(Records excerpted from a collection)

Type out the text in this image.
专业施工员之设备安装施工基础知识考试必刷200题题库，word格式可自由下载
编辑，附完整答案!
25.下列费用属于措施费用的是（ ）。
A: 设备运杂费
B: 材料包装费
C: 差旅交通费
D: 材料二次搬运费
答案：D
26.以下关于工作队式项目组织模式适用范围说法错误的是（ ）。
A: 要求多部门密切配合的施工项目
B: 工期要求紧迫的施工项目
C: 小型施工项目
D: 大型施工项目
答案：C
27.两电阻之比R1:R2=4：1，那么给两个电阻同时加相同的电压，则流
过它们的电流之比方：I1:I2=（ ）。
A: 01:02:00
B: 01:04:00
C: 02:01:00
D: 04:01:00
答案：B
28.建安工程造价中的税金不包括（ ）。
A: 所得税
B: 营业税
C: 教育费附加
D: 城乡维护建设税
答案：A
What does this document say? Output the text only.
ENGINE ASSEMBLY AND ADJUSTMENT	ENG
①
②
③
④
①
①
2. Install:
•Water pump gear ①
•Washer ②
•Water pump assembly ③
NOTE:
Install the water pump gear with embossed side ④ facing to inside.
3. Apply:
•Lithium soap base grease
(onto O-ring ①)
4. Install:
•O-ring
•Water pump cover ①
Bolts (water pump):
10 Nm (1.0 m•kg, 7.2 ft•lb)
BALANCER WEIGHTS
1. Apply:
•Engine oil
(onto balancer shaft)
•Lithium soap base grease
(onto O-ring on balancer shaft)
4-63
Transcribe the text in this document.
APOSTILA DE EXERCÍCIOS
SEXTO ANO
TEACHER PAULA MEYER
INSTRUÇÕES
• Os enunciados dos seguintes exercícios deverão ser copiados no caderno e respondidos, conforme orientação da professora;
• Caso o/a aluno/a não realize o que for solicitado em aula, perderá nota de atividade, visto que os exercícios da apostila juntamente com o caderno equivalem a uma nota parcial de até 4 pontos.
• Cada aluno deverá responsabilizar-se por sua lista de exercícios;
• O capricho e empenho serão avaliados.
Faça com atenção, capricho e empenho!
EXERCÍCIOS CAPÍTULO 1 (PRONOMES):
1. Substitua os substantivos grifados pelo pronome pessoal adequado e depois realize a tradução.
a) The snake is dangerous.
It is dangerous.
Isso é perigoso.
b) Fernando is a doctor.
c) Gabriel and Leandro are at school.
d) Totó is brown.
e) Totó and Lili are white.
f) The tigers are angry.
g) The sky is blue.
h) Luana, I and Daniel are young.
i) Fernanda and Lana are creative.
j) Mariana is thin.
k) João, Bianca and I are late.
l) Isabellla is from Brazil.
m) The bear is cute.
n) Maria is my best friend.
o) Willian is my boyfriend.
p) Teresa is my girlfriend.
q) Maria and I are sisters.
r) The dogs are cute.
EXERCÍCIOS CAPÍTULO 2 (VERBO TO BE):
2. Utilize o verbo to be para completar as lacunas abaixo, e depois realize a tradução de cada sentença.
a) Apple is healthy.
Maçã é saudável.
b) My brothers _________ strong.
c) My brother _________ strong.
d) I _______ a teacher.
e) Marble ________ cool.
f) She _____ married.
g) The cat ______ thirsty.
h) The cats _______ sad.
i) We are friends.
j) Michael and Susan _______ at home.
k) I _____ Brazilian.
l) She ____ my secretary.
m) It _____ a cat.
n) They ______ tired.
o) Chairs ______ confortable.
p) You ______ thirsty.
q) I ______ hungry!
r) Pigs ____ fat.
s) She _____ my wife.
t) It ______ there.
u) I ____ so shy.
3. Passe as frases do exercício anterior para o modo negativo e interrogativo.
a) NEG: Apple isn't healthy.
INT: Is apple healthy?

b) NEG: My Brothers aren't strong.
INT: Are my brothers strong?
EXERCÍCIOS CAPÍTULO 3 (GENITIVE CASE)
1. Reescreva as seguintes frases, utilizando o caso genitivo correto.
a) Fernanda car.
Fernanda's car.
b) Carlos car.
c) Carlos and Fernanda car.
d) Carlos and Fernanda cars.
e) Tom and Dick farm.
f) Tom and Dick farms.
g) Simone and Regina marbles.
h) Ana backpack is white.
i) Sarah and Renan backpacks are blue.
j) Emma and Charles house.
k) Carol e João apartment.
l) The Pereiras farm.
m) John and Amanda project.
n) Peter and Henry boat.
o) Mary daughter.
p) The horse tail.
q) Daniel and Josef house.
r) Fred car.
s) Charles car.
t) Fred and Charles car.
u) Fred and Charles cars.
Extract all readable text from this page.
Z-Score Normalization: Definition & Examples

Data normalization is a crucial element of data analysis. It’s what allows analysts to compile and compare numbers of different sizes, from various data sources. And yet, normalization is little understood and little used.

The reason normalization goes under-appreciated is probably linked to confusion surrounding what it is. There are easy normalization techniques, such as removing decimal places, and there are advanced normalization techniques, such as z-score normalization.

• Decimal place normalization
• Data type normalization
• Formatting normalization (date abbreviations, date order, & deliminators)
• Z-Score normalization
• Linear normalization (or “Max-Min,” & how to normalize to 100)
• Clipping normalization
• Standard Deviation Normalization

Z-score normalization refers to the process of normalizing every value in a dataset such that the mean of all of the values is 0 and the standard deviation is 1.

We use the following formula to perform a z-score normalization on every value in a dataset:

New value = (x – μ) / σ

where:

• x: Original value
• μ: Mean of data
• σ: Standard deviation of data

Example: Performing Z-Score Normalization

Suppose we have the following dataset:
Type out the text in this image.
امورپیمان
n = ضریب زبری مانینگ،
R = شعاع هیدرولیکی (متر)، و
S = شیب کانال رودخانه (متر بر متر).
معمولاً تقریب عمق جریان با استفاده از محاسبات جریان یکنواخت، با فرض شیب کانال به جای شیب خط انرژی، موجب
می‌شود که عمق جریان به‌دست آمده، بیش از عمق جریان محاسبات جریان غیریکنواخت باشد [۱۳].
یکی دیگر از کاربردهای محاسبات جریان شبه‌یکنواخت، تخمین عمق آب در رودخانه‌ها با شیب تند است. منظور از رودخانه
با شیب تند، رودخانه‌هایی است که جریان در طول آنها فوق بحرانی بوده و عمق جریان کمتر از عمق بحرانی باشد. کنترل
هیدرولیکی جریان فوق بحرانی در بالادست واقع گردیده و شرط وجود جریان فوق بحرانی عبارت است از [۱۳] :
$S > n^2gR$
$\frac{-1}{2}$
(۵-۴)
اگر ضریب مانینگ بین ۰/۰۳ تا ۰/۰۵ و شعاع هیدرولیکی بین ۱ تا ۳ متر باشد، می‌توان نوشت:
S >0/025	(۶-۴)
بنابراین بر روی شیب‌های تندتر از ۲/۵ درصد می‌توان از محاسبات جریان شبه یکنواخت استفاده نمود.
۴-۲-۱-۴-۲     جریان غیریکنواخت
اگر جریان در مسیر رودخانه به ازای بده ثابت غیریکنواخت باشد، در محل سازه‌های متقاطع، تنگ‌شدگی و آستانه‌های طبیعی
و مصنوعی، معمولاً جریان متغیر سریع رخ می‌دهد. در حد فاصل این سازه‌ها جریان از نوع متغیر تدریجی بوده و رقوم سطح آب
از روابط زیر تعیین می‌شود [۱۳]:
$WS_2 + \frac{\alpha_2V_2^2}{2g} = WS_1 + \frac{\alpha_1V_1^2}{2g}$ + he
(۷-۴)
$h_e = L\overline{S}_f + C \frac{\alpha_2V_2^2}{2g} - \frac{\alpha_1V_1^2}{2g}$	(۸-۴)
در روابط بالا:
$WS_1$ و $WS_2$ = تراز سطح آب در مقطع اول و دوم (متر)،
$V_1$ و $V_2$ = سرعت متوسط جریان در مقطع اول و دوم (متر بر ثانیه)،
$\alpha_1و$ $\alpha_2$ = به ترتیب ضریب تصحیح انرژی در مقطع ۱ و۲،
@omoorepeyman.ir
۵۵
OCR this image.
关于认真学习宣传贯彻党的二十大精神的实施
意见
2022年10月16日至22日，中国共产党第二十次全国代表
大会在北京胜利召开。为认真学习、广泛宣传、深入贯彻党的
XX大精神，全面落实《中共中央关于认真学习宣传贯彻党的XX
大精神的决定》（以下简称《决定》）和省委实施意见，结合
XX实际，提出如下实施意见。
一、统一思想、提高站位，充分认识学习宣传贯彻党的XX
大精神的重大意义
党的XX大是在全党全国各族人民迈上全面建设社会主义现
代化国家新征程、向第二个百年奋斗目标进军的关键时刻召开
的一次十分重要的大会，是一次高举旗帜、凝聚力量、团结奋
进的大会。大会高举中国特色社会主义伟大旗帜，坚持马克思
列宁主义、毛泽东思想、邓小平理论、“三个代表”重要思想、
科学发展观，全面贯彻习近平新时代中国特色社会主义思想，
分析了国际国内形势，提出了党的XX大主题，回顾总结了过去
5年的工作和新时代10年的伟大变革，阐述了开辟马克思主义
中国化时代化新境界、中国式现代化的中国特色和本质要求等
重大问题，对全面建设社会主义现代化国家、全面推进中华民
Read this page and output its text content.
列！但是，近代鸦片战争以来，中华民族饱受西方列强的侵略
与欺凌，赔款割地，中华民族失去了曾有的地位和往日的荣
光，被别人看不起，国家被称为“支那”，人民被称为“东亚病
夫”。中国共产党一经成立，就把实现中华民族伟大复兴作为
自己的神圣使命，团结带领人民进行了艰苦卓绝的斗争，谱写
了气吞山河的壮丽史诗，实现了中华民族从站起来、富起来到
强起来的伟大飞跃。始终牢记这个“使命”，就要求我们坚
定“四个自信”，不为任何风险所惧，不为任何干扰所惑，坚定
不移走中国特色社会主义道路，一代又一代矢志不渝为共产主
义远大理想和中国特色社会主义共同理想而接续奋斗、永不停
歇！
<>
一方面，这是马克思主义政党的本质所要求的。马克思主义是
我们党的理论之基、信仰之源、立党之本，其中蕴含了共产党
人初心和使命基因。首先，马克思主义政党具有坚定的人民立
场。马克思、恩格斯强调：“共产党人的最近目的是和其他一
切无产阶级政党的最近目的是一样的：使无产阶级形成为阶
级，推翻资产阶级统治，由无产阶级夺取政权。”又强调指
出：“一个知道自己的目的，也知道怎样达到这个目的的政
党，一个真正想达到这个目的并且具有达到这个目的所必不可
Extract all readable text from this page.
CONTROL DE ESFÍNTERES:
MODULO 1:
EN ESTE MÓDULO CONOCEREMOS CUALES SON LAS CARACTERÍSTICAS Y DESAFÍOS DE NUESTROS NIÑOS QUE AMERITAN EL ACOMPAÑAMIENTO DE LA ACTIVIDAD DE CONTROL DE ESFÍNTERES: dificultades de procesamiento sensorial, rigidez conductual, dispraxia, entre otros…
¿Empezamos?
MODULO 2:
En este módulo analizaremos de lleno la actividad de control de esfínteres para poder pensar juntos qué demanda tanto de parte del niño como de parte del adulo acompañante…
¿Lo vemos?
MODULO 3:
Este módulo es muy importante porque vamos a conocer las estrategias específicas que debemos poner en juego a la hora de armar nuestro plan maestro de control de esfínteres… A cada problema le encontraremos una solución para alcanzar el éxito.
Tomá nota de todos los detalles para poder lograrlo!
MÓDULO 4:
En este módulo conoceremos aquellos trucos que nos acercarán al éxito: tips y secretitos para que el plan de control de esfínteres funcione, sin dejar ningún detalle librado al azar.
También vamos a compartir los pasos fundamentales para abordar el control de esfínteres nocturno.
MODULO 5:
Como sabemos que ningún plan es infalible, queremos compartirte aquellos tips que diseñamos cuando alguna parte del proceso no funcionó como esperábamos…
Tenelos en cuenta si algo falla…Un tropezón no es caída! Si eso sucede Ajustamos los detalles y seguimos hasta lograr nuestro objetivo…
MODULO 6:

**Exercise description:**
Gather and return every line that holds the string "Fred".

**Worked answer:**
r) Fred car.
t) Fred and Charles car.
u) Fred and Charles cars.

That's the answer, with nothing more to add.